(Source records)

_ _ _ _

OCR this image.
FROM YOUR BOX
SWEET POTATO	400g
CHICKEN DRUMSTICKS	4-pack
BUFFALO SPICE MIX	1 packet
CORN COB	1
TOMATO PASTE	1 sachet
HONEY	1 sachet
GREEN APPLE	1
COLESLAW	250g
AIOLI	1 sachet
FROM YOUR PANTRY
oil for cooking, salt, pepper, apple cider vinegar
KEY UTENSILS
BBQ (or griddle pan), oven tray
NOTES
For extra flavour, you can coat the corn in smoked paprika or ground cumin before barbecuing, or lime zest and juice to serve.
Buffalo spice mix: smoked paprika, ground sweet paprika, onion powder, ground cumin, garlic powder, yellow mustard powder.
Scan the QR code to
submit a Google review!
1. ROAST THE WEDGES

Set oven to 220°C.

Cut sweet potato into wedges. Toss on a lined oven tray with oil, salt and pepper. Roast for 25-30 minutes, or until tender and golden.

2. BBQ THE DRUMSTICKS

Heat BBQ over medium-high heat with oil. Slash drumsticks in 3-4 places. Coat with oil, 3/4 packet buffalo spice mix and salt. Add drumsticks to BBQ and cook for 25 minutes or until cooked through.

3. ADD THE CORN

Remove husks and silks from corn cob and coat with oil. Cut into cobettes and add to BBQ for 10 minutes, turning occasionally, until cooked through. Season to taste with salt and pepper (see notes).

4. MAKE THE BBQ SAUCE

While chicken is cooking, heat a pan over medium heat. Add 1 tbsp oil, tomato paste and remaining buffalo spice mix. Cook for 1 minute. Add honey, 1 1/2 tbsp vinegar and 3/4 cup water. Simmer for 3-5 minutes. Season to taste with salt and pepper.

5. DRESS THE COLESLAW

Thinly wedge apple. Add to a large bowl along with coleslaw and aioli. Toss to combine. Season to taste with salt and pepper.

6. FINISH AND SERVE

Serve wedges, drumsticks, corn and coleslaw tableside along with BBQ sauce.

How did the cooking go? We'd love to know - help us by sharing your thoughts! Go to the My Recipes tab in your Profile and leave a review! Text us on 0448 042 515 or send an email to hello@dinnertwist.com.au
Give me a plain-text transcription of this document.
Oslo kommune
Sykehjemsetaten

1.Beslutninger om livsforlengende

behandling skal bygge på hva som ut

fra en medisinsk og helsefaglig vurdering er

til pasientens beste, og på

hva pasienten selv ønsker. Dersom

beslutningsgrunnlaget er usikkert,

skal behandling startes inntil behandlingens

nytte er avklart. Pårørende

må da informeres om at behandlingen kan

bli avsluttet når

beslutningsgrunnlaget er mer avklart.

_ _ _ _

WHAT YOU HAVE TO DO ▸ In the records above, find the line containing "Give me a plain-text"; please retype it and every line after it through the last line, exactly and with nothing else.

REPLY ▸
Give me a plain-text transcription of this document.
Oslo kommune
Sykehjemsetaten

1.Beslutninger om livsforlengende

behandling skal bygge på hva som ut

fra en medisinsk og helsefaglig vurdering er

til pasientens beste, og på

hva pasienten selv ønsker. Dersom

beslutningsgrunnlaget er usikkert,

skal behandling startes inntil behandlingens

nytte er avklart. Pårørende

må da informeres om at behandlingen kan

bli avsluttet når

beslutningsgrunnlaget er mer avklart.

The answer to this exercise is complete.